- **Instructions to follow**: Find the lines with "this" in them and copy them out.

-- Begin Dataset records --

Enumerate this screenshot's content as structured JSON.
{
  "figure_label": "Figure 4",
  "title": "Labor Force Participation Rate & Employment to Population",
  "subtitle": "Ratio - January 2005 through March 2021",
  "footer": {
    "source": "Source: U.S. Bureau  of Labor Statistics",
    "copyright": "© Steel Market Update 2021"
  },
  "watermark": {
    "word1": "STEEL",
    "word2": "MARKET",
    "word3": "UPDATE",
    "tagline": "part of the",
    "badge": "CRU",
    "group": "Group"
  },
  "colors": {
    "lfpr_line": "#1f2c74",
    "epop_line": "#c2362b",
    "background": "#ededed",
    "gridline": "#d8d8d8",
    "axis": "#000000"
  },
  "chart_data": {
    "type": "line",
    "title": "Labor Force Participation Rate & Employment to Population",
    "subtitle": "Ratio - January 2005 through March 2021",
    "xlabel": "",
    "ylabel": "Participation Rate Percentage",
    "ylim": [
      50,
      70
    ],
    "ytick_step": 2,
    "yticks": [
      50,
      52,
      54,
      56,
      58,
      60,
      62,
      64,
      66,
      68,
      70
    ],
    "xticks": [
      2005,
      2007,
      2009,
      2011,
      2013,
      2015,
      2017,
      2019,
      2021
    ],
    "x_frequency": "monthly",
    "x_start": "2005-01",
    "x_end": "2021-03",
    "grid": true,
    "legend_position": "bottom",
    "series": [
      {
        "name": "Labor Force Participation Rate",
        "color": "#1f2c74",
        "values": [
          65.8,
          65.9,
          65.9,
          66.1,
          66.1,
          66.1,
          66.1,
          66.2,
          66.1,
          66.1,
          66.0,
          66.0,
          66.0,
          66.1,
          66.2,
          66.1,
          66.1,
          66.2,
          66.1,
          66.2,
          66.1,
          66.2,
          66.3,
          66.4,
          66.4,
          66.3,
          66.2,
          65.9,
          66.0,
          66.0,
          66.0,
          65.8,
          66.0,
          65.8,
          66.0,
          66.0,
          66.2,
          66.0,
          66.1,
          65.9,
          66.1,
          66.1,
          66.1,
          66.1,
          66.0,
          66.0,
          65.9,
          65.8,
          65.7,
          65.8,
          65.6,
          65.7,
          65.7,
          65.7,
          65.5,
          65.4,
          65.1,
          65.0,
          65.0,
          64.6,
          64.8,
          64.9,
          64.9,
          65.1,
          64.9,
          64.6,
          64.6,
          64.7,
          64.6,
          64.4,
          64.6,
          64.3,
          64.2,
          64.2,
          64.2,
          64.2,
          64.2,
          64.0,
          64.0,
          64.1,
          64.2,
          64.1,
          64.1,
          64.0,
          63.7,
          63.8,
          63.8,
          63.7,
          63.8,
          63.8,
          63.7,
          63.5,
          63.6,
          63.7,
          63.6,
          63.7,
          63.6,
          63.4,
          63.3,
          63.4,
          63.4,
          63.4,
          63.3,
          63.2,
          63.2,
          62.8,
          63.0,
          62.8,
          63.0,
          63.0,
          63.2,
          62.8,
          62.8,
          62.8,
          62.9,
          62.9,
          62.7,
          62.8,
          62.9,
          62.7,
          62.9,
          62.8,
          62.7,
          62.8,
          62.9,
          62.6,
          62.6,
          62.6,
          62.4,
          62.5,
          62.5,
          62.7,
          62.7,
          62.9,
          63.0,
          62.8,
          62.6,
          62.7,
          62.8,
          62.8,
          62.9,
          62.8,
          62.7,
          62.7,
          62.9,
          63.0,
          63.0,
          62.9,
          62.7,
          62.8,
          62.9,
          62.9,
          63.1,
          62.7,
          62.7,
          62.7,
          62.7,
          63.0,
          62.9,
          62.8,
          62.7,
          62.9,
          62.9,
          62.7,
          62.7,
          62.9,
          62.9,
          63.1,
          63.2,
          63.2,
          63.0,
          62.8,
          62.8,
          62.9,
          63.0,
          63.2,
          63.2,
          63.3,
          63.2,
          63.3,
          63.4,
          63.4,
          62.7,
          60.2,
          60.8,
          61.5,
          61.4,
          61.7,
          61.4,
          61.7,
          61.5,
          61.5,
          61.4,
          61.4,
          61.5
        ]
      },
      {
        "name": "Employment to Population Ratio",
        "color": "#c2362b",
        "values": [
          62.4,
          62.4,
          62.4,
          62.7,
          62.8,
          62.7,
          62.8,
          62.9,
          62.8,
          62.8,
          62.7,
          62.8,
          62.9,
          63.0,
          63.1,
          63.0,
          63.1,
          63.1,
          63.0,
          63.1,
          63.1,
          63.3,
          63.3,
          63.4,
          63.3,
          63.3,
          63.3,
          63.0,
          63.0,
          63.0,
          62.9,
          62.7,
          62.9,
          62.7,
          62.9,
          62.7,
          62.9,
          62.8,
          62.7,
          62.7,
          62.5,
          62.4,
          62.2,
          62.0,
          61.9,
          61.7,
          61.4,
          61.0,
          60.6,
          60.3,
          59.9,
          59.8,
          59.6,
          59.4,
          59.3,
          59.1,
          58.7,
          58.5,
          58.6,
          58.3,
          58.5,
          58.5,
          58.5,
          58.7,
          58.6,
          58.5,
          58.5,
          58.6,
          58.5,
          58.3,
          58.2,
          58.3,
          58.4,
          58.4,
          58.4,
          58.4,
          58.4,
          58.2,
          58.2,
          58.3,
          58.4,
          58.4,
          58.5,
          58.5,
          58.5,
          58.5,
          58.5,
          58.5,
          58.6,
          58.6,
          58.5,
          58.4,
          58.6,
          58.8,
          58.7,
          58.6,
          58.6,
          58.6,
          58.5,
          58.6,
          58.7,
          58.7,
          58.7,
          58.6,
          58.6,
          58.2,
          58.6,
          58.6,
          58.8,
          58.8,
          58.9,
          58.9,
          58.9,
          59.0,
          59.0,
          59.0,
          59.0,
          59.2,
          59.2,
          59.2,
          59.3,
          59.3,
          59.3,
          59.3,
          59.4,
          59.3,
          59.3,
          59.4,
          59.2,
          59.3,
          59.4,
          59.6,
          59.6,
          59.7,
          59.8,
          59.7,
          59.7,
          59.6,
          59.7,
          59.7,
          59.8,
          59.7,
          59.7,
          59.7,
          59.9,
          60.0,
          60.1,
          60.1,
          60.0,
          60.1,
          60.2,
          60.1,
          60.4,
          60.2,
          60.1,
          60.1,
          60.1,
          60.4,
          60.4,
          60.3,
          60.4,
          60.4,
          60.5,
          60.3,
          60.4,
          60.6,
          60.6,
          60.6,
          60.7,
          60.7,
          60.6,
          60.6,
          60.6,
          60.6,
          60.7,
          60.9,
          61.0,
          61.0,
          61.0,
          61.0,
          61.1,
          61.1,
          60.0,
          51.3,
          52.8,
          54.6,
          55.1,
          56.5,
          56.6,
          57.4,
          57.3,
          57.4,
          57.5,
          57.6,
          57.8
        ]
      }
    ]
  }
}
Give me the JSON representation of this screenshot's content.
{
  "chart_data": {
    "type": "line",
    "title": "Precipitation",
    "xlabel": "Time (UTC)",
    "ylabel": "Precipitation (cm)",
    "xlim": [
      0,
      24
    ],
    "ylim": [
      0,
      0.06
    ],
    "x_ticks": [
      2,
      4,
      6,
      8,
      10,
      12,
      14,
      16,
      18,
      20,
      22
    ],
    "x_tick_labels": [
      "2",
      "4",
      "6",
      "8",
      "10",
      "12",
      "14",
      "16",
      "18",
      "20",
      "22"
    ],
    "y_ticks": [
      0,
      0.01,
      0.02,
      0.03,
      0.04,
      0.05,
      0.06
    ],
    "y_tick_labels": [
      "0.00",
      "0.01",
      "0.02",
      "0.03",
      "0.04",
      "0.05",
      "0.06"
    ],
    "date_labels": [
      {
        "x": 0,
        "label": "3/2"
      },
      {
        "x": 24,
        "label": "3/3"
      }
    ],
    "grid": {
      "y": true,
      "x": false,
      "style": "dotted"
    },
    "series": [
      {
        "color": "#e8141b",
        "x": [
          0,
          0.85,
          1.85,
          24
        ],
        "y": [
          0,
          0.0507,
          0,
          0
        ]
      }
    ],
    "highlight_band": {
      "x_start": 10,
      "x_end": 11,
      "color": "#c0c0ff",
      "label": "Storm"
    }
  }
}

-- End Dataset records --

- **Answer to the task**:
Enumerate this screenshot's content as structured JSON.
Give me the JSON representation of this screenshot's content.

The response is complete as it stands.